WHAT NEEDS TO BE DONE:
Reproduce the listing below word for word, omitting the pictures.

DATA TO PROCESS:
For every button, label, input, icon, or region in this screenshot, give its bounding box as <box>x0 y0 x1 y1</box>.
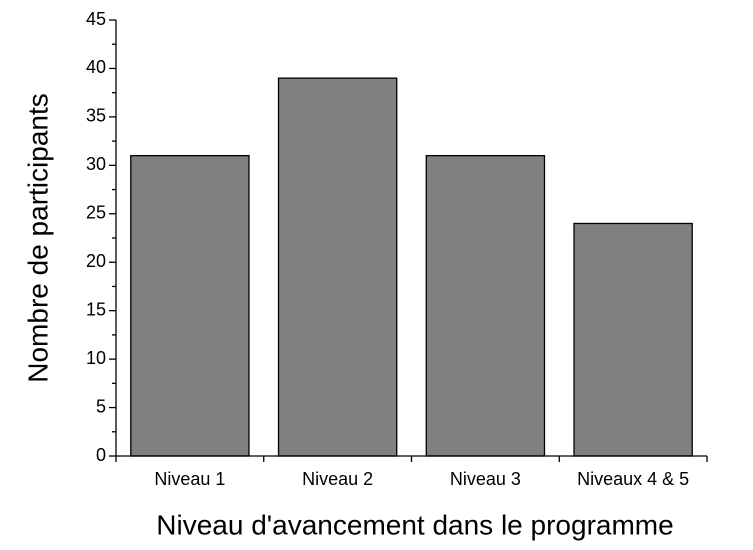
y-tick-label: 10 <box>86 348 106 368</box>
x-tick-label: Niveaux 4 & 5 <box>577 469 689 489</box>
bar <box>277 77 398 457</box>
y-tick-label: 5 <box>96 396 106 416</box>
y-tick-label: 0 <box>96 445 106 465</box>
x-axis-title: Niveau d'avancement dans le programme <box>156 509 673 540</box>
y-tick-label: 25 <box>86 203 106 223</box>
bar <box>425 154 546 457</box>
x-tick-label: Niveau 3 <box>450 469 521 489</box>
y-tick-label: 40 <box>86 57 106 77</box>
y-axis-title: Nombre de participants <box>22 93 53 382</box>
y-tick-label: 30 <box>86 154 106 174</box>
y-tick-label: 20 <box>86 251 106 271</box>
x-tick-label: Niveau 2 <box>302 469 373 489</box>
bar <box>573 222 693 457</box>
y-tick-label: 35 <box>86 106 106 126</box>
x-tick-label: Niveau 1 <box>154 469 225 489</box>
y-tick-label: 15 <box>86 299 106 319</box>
bar <box>130 154 250 457</box>
y-tick-label: 45 <box>86 9 106 29</box>
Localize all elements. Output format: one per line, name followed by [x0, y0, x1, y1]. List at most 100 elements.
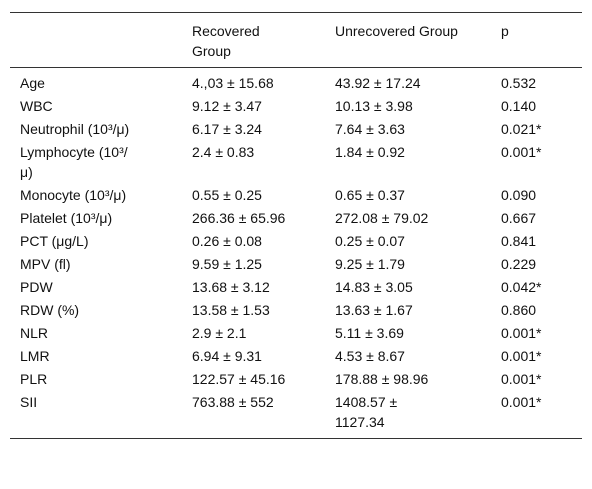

EXPECTED OUTPUT:
For every button, label, input, icon, or region in this screenshot, give its bounding box as <box>x0 y0 x1 y1</box>.
y-tick-label: 10 <box>86 348 106 368</box>
x-tick-label: Niveaux 4 & 5 <box>577 469 689 489</box>
bar <box>277 77 398 457</box>
y-tick-label: 5 <box>96 396 106 416</box>
y-tick-label: 0 <box>96 445 106 465</box>
x-axis-title: Niveau d'avancement dans le programme <box>156 509 673 540</box>
y-tick-label: 25 <box>86 203 106 223</box>
bar <box>425 154 546 457</box>
x-tick-label: Niveau 3 <box>450 469 521 489</box>
y-tick-label: 40 <box>86 57 106 77</box>
y-axis-title: Nombre de participants <box>22 93 53 382</box>
y-tick-label: 30 <box>86 154 106 174</box>
y-tick-label: 20 <box>86 251 106 271</box>
x-tick-label: Niveau 2 <box>302 469 373 489</box>
bar <box>573 222 693 457</box>
y-tick-label: 35 <box>86 106 106 126</box>
x-tick-label: Niveau 1 <box>154 469 225 489</box>
y-tick-label: 15 <box>86 299 106 319</box>
bar <box>130 154 250 457</box>
y-tick-label: 45 <box>86 9 106 29</box>
Localize all elements. Output format: one per line, name followed by [x0, y0, x1, y1]. List at most 100 elements.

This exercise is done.